Reading text:
Opinion
C.A. No. 19-340-JJM-PAS C.A. No. 21-207-JJM-PAS
05-20-2021
ORDER
I. OVERVIEW
Steven J. Palange brings this suit against a host of Defendants, alleging violations of his constitutional rights in proceedings before the Rhode Island Family Court. Because this Court lacks subject-matter jurisdiction over his claims, Defendants' Motions to Dismiss are GRANTED, ECF Nos. 58, 59, 62, and his second complaint against several of the same Defendants is also DISMISSED. ECF No. 1 (21-207).
Fed. R. Civ. P. 12(h)(3) states that "[i]f the court determines at any time that it lacks subject-matter jurisdiction, the court must dismiss the action." "A patently insubstantial complaint may be dismissed, for example, for want of subject-matter jurisdiction under Federal Rule of Civil Procedure 12(b)(1)." Neitzke v. Williams, 490 U.S. 319, 327 n.6 (1989)). Because any attempt to amend the Complaint would be futile, this Court does not grant Mr. Palange leave to amend. See Green v. Concord Baptist Church, 313 F. App'x 335, 336 (1st Cir. 2009) ("To be sure, a sua sponte dismissal entered without notice or opportunity to amend may be proper in relatively egregious circumstances . . .. [W]here it is crystal clear that the plaintiff cannot prevail and that amending the complaint would be futile, then such a dismissal may stand.") (citations and quotations omitted).
While Mr. Palange is sincerely upset at the loss of contact with his daughter because of state family court rulings and the results of his divorce proceedings, the federal court does not have the authority or power to intervene. Accordingly, the Court DENIES Mr. Palange's Motion for Summary Judgment (ECF No. 71) and Motion for Declaratory Judgment. ECF No. 75. Because his proposed second Amended Complaint would be futile, the Court also DENIES his Motion to Amend his Complaint. ECF No. 64. II. BACKGROUND
The following facts are drawn from Mr. Palange's Amended Complaint, ECF No. 19, as well as relevant documents central to his claims. Watterson v. Page, 987 F.2d 1, 3 (1st Cir. 1993) (noting that when considering a motion to dismiss, a court may consider facts set out in "documents the authenticity of which are not disputed by the parties," official public records, "documents central to plaintiffs' claim," and "documents sufficiently referred to in the complaint.").

Required action: Condense the paragraph of the court order that begins "Steven J. Palange brings this suit" into a shorter version that keeps its main facts.

The data:
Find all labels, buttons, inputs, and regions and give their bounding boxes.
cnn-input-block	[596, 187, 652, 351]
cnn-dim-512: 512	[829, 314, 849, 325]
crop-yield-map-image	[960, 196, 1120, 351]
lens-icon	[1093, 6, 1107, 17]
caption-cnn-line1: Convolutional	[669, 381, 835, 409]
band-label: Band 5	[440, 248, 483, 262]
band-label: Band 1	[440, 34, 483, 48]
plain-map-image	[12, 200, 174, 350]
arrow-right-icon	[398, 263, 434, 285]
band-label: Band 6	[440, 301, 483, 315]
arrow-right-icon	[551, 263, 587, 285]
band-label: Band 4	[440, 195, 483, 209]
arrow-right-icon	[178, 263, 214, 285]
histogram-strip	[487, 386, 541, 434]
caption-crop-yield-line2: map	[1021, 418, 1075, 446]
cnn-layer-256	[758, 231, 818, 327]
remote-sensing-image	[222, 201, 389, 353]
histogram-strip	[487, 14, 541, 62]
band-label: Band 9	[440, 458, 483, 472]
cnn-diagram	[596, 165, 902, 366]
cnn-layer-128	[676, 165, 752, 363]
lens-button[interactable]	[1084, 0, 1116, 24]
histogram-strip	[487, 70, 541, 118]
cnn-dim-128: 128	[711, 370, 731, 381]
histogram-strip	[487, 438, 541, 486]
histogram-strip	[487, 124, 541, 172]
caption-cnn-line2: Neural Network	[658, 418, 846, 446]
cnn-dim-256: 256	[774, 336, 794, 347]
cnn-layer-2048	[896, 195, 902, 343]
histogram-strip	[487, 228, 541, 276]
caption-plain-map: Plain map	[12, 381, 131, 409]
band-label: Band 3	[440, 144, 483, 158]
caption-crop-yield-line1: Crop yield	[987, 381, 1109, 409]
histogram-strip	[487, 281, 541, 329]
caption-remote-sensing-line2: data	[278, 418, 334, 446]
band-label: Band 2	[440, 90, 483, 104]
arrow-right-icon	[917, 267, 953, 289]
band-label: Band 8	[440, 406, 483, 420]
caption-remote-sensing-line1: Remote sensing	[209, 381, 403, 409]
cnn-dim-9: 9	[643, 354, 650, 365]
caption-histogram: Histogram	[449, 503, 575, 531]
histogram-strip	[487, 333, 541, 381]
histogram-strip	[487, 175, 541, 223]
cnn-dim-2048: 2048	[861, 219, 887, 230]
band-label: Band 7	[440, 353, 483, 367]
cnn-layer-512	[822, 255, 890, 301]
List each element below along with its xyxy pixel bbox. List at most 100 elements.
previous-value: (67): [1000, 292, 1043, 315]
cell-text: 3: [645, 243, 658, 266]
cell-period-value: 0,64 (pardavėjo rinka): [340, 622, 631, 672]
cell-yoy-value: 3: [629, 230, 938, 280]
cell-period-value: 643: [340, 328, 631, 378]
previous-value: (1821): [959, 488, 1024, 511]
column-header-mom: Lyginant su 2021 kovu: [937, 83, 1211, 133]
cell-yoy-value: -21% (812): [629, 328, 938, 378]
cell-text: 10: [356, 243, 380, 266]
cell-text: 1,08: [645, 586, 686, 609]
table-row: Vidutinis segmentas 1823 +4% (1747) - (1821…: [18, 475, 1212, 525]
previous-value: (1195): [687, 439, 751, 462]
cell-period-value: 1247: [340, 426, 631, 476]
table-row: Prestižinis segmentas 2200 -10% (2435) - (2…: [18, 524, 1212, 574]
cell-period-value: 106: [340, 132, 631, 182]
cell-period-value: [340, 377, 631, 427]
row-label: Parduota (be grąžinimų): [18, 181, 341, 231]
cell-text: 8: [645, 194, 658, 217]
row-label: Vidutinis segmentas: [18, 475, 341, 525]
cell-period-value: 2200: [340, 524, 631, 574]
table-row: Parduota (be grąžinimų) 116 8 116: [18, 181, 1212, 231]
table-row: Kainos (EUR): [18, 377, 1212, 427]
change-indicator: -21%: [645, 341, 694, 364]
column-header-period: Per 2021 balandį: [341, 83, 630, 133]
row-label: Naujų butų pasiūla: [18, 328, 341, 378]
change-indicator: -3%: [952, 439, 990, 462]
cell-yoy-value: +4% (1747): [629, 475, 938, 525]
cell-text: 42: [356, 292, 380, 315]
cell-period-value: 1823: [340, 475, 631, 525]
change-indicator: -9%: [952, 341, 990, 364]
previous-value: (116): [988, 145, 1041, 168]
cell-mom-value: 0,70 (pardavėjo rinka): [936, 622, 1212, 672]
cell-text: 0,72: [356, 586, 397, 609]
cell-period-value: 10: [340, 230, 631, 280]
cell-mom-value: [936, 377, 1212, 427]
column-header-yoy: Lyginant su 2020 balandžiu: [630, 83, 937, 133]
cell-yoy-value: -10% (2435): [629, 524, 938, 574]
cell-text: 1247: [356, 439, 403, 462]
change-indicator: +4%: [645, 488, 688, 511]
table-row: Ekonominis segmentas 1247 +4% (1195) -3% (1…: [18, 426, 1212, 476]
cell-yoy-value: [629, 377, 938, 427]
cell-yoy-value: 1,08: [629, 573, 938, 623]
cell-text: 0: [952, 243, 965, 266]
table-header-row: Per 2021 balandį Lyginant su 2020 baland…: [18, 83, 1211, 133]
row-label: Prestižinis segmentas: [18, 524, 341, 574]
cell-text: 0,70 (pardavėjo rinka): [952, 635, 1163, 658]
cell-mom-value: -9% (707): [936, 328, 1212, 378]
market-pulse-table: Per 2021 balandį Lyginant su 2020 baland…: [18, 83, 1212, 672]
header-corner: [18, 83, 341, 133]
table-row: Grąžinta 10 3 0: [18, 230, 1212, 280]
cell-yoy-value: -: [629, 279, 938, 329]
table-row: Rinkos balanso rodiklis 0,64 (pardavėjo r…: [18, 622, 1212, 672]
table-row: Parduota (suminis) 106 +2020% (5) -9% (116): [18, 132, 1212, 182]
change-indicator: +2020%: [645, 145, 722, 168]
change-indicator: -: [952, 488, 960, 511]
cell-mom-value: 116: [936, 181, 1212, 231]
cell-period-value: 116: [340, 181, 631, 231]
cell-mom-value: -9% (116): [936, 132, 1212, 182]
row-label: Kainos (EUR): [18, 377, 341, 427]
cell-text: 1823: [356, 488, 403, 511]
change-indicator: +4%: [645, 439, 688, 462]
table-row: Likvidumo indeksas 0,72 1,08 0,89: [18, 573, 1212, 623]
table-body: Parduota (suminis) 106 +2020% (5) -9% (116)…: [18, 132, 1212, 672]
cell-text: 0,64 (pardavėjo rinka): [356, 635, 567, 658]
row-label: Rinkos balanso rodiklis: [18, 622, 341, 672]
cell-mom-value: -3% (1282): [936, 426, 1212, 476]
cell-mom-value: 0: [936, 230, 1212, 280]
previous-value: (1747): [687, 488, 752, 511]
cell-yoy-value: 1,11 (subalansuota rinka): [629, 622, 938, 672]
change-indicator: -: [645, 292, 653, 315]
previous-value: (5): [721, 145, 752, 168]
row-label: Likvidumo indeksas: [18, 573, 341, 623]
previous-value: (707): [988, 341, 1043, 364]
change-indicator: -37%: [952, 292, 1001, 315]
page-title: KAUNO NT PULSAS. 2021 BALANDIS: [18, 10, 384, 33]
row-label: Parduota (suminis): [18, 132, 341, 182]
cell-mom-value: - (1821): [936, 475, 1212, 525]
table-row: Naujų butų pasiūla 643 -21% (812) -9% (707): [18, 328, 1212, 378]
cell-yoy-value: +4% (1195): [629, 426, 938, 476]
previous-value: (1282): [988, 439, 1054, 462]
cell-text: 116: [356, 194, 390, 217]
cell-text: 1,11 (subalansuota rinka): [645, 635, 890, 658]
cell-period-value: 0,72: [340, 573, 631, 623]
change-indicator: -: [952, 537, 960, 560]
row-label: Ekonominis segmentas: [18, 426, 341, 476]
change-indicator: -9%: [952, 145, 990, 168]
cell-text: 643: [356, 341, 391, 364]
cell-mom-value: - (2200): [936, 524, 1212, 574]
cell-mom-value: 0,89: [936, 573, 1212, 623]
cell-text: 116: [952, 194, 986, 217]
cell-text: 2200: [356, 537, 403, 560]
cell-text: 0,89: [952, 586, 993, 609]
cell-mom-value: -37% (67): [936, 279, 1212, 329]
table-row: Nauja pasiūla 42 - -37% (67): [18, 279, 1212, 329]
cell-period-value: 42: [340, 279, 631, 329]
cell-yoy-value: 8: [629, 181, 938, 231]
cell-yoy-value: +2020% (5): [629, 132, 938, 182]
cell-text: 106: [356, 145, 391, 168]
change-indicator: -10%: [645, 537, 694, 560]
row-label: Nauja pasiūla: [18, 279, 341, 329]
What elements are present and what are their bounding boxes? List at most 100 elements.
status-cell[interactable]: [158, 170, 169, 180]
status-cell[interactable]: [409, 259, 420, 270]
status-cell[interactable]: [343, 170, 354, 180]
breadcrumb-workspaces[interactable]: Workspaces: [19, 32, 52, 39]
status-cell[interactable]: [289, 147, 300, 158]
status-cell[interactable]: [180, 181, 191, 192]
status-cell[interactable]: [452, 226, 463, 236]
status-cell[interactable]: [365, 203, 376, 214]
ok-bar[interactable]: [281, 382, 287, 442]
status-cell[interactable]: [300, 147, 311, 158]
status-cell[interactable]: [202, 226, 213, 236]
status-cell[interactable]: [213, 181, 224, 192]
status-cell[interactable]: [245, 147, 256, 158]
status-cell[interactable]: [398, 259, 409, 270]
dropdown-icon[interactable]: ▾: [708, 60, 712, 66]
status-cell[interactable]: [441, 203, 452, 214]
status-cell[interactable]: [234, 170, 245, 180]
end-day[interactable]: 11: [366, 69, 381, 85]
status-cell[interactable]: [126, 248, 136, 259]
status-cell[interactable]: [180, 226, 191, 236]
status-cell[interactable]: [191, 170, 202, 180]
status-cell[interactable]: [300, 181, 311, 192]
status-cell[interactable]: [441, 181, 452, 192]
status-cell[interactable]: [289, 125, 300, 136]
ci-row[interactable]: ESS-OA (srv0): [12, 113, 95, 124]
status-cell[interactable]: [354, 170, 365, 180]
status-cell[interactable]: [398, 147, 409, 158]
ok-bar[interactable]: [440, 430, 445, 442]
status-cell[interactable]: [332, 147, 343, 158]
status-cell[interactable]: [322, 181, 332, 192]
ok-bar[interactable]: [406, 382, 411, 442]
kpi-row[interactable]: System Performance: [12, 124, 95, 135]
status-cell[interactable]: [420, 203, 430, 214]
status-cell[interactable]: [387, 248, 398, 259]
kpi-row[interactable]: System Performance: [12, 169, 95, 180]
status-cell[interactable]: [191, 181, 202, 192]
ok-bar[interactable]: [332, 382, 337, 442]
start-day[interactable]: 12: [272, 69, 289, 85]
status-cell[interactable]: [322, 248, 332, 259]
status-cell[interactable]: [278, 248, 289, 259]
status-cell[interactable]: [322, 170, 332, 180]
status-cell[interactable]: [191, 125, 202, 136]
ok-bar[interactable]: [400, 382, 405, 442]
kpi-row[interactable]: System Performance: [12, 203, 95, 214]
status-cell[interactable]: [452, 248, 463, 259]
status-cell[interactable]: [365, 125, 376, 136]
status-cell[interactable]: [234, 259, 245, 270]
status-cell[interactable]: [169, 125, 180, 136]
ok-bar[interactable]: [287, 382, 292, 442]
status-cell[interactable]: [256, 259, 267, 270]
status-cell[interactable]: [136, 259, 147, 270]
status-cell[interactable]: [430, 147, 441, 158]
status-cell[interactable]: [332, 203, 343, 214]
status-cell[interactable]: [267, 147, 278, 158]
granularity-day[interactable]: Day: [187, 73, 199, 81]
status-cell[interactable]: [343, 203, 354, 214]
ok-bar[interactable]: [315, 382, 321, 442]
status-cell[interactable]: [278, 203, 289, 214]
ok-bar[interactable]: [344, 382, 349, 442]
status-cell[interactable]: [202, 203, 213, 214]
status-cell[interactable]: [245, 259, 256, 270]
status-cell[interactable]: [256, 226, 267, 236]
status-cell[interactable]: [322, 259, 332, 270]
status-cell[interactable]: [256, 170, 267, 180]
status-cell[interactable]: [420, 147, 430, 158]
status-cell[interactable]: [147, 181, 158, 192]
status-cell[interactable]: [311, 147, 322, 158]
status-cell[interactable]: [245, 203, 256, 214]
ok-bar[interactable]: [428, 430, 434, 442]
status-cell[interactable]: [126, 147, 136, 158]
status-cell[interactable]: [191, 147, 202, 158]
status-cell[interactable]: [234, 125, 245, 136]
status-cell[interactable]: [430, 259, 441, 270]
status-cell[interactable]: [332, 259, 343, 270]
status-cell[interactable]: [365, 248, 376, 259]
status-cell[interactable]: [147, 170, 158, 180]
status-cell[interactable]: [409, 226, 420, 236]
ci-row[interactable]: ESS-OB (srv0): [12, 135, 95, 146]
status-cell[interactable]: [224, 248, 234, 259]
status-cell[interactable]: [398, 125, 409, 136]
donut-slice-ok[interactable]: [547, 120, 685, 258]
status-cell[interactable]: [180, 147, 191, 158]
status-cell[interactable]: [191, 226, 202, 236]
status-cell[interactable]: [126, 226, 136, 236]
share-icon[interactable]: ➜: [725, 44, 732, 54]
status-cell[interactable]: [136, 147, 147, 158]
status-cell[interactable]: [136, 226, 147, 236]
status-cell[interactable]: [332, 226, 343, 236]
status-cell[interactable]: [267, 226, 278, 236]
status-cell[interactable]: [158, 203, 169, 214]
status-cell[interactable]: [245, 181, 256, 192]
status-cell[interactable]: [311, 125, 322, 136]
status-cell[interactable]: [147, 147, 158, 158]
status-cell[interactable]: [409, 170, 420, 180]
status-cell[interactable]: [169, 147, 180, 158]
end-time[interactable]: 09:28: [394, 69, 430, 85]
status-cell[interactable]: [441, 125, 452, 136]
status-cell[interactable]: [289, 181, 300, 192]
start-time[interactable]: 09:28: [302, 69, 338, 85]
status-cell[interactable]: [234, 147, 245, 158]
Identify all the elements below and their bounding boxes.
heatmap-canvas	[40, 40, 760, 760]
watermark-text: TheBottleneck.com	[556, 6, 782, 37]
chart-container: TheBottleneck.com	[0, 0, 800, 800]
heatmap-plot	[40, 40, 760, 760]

Written solution: Steven J. Palange sued many Defendants, alleging that proceedings in the Rhode Island Family Court violated his constitutional rights. The Court lacks subject-matter jurisdiction, so it grants the Defendants' Motions to Dismiss (ECF Nos. 58, 59, 62). It also dismisses his second complaint against several of the same Defendants (ECF No. 1 (21-207)).